Return every line of the items below that contains the word "size".

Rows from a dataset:

-----

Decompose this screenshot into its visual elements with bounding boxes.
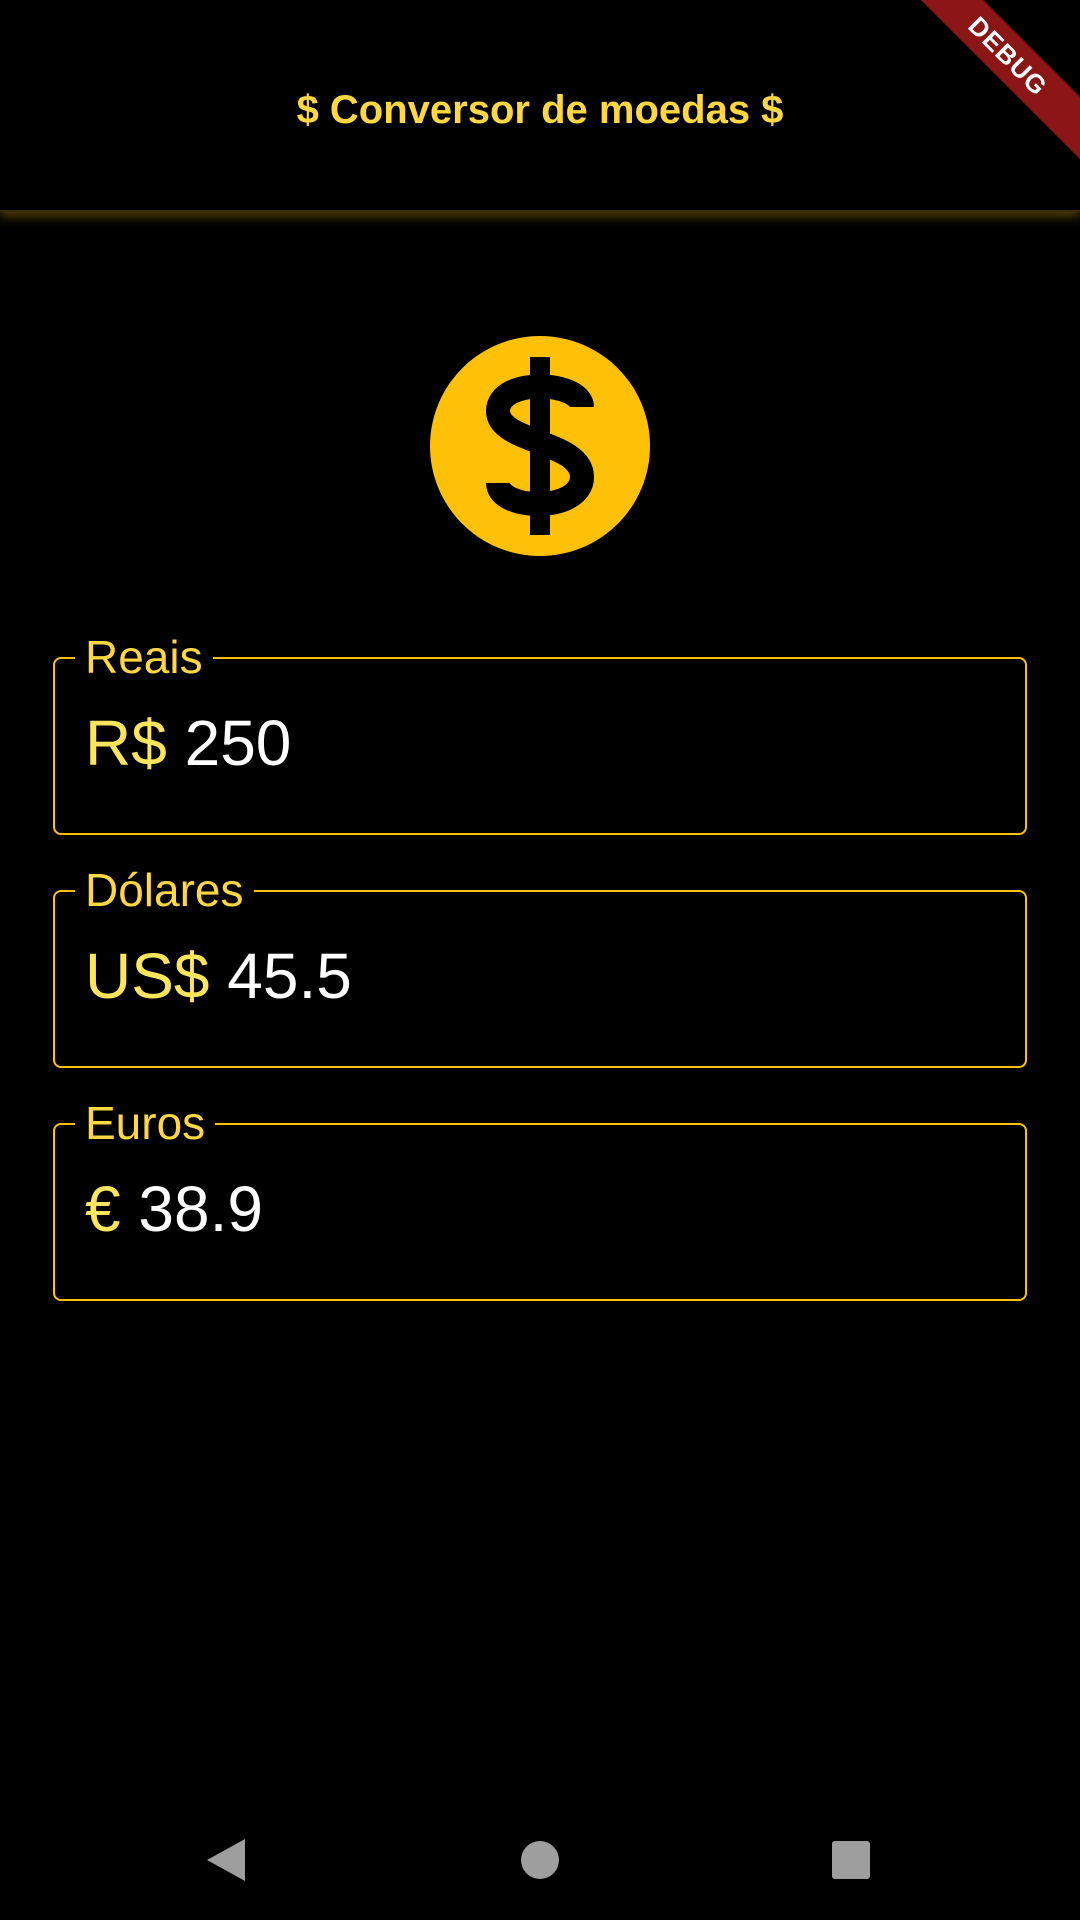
euros-value[interactable]: 38.9 (138, 1173, 263, 1245)
euros-field[interactable]: Euros € 38.9 (53, 1097, 1027, 1301)
dolares-value[interactable]: 45.5 (227, 940, 352, 1012)
dolares-prefix: US$ (85, 940, 228, 1012)
reais-field[interactable]: Reais R$ 250 (53, 631, 1027, 835)
dollar-sign-glyph (485, 357, 595, 535)
dollar-circle-icon (430, 336, 650, 556)
reais-prefix: R$ (85, 707, 185, 779)
euros-input[interactable]: € 38.9 (85, 1169, 263, 1249)
dolares-input[interactable]: US$ 45.5 (85, 936, 352, 1016)
dolares-field[interactable]: Dólares US$ 45.5 (53, 864, 1027, 1068)
app-bar: $ Conversor de moedas $ (0, 0, 1080, 212)
recents-icon[interactable] (821, 1830, 881, 1890)
back-icon[interactable] (196, 1830, 256, 1890)
dolares-label: Dólares (75, 864, 254, 916)
euros-label: Euros (75, 1097, 216, 1149)
home-icon[interactable] (510, 1830, 570, 1890)
euros-prefix: € (85, 1173, 139, 1245)
system-nav-bar (0, 1800, 1080, 1920)
reais-label: Reais (75, 631, 213, 683)
reais-input[interactable]: R$ 250 (85, 703, 291, 783)
app-title: $ Conversor de moedas $ (296, 88, 784, 132)
reais-value[interactable]: 250 (185, 707, 292, 779)
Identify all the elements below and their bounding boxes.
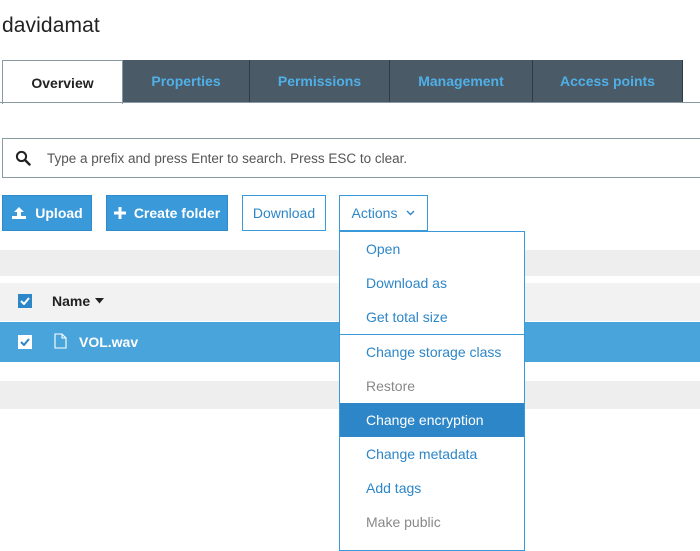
menu-item-add-tags[interactable]: Add tags xyxy=(340,471,524,505)
create-folder-button[interactable]: Create folder xyxy=(106,195,228,231)
menu-item-restore: Restore xyxy=(366,378,416,394)
check-icon xyxy=(20,338,30,346)
row-checkbox[interactable] xyxy=(18,335,32,349)
actions-button[interactable]: Actions xyxy=(339,195,428,231)
menu-item-change-storage-class[interactable]: Change storage class xyxy=(340,335,524,369)
upload-button[interactable]: Upload xyxy=(2,195,92,231)
menu-item-change-encryption[interactable]: Change encryption xyxy=(340,403,524,437)
page-title: davidamat xyxy=(2,14,100,37)
tab-bar: Overview Properties Permissions Manageme… xyxy=(0,60,700,104)
upload-icon xyxy=(11,206,27,220)
search-input[interactable] xyxy=(45,149,649,167)
upload-label: Upload xyxy=(35,205,83,221)
menu-item-get-total-size[interactable]: Get total size xyxy=(340,300,524,334)
menu-item-download-as[interactable]: Download as xyxy=(340,266,524,300)
download-label: Download xyxy=(252,205,316,221)
tab-properties[interactable]: Properties xyxy=(123,60,250,102)
tab-management[interactable]: Management xyxy=(390,60,533,102)
tab-overview[interactable]: Overview xyxy=(2,60,123,104)
plus-icon xyxy=(113,207,126,219)
tab-divider xyxy=(0,102,700,103)
file-name-link[interactable]: VOL.wav xyxy=(79,334,138,350)
create-folder-label: Create folder xyxy=(133,205,221,221)
search-bar xyxy=(2,138,700,178)
menu-item-change-metadata[interactable]: Change metadata xyxy=(340,437,524,471)
tab-access-points[interactable]: Access points xyxy=(533,60,683,102)
tab-permissions[interactable]: Permissions xyxy=(250,60,390,102)
name-column-header[interactable]: Name xyxy=(52,293,105,309)
name-column-label: Name xyxy=(52,293,91,309)
chevron-down-icon xyxy=(406,210,415,216)
select-all-checkbox[interactable] xyxy=(18,294,32,308)
file-icon xyxy=(54,333,67,349)
menu-item-make-public: Make public xyxy=(366,514,441,530)
menu-item-open[interactable]: Open xyxy=(340,232,524,266)
search-icon xyxy=(15,150,31,166)
actions-label: Actions xyxy=(351,205,398,221)
actions-dropdown-menu: Open Download as Get total size Change s… xyxy=(339,231,525,551)
download-button[interactable]: Download xyxy=(242,195,326,231)
check-icon xyxy=(20,297,30,305)
sort-desc-icon xyxy=(95,298,105,304)
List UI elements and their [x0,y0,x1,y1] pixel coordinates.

-----

_Result of this task_
menu-item-get-total-size[interactable]: Get total size xyxy=(340,300,524,334)
actions-dropdown-menu: Open Download as Get total size Change s… xyxy=(339,231,525,551)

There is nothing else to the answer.